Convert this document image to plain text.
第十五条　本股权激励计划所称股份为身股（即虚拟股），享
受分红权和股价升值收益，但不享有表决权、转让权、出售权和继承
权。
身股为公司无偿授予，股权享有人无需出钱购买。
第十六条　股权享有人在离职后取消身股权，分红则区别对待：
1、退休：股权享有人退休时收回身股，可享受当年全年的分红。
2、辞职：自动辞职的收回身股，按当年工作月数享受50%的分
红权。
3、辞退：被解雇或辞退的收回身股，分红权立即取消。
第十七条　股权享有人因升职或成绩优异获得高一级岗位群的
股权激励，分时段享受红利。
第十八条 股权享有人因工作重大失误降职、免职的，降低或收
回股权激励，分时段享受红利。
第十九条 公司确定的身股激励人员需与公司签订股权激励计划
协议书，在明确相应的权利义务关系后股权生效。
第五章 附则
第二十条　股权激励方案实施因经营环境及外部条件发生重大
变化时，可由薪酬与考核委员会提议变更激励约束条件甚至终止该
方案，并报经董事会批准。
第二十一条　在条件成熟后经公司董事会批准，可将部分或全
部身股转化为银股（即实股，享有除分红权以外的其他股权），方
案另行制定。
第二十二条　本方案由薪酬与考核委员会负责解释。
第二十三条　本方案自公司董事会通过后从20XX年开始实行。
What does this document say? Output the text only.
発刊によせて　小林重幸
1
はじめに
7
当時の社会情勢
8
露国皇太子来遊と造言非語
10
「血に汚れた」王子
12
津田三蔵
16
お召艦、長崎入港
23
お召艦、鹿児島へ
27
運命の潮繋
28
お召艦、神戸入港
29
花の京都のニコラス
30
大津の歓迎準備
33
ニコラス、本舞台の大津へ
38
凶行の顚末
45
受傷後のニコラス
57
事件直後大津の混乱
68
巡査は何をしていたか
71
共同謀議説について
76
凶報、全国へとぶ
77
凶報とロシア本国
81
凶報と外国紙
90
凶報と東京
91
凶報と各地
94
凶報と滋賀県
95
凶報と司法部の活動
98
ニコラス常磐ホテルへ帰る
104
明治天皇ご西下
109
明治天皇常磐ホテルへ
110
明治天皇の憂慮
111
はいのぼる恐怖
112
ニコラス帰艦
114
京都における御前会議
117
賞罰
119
════
Goal
Every line of the records that includes the word "document" should be gathered.

Written response
Convert this document image to plain text.
What does this document say? Output the text only.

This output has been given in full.